[Start Given records]
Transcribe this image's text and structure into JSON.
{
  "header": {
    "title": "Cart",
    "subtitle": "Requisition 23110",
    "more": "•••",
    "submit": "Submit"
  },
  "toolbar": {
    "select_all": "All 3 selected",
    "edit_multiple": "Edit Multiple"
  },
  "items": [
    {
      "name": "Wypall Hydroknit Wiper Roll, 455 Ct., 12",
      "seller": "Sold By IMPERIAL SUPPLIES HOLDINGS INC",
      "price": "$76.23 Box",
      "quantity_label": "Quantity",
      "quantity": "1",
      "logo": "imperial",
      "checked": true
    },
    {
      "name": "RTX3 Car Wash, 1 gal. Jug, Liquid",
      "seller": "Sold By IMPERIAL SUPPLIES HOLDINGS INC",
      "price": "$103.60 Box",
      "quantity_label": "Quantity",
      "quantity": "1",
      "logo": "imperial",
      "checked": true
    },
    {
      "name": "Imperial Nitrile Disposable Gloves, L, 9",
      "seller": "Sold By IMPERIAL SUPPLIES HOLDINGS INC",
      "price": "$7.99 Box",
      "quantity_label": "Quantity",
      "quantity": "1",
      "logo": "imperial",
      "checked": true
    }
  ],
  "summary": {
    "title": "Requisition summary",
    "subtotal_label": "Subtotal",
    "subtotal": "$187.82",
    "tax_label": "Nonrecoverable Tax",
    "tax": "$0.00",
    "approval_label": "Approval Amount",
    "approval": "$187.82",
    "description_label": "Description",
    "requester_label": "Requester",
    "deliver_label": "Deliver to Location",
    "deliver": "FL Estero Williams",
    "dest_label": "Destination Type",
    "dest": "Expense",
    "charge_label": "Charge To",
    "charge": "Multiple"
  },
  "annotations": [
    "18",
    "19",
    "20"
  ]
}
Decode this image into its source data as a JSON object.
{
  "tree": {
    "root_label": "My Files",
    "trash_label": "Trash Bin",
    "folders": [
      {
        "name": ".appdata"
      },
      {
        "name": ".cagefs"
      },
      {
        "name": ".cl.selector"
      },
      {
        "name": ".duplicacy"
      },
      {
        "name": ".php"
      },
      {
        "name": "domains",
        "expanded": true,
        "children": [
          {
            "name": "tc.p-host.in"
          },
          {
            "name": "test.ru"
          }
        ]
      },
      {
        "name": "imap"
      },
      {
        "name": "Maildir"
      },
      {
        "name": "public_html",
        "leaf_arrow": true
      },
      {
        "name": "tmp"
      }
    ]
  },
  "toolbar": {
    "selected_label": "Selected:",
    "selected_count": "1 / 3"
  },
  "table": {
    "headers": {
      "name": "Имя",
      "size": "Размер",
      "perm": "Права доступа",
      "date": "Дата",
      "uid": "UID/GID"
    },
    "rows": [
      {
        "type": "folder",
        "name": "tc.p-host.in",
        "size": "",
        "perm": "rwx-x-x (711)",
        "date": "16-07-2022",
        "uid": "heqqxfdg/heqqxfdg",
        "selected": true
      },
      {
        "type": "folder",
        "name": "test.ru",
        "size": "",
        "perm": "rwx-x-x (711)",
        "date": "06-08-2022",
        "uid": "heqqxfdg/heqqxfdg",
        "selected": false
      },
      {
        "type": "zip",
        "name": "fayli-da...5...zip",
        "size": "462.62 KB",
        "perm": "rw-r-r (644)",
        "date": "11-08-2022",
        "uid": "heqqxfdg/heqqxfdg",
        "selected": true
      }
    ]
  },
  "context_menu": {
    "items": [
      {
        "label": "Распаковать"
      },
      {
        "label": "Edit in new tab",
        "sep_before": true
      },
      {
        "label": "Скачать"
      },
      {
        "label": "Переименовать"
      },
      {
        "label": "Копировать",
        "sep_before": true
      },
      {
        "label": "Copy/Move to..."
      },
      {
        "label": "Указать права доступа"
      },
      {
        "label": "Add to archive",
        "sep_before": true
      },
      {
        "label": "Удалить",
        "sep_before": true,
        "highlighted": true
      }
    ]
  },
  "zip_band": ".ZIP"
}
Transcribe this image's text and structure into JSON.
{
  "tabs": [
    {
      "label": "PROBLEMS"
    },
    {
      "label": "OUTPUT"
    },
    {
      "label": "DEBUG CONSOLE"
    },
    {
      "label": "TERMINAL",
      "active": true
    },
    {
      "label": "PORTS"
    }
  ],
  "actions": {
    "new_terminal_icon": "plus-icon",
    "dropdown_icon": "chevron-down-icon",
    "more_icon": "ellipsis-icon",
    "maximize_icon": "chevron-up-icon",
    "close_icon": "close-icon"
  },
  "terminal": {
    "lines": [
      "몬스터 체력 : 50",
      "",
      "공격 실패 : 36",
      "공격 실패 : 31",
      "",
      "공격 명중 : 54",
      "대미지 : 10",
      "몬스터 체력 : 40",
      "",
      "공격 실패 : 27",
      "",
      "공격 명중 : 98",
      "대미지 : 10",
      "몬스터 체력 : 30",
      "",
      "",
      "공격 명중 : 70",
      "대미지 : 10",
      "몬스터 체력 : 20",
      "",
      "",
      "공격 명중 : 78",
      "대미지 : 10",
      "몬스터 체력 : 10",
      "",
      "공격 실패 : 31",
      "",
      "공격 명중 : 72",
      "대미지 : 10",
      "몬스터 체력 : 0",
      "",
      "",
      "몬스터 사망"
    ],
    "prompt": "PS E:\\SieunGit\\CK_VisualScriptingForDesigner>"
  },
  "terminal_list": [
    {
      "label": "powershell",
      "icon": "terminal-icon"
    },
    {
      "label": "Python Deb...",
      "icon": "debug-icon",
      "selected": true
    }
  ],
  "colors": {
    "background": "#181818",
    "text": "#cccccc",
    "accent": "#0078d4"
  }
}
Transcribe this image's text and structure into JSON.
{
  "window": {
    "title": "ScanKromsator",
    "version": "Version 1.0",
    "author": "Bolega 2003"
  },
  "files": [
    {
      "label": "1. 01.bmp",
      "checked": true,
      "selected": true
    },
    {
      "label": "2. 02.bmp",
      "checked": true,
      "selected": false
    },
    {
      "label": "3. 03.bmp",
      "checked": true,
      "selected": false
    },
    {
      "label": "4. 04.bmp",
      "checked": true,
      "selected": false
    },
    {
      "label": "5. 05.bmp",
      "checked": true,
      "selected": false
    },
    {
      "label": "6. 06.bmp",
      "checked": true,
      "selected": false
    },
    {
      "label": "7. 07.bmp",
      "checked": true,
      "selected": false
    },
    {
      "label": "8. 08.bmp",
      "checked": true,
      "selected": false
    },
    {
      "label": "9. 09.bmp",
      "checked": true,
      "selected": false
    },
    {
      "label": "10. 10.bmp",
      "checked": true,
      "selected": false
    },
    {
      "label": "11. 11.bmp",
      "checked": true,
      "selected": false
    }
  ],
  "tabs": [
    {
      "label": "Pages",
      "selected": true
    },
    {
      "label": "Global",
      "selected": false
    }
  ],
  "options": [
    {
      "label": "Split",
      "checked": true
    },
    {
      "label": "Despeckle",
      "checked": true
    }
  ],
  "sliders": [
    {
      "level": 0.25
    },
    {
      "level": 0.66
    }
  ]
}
[End Given records]
__Exercise__.
From the entries above, extract every line where the word "summary" appears.

__Expected answer__.
  "summary": {
    "title": "Requisition summary",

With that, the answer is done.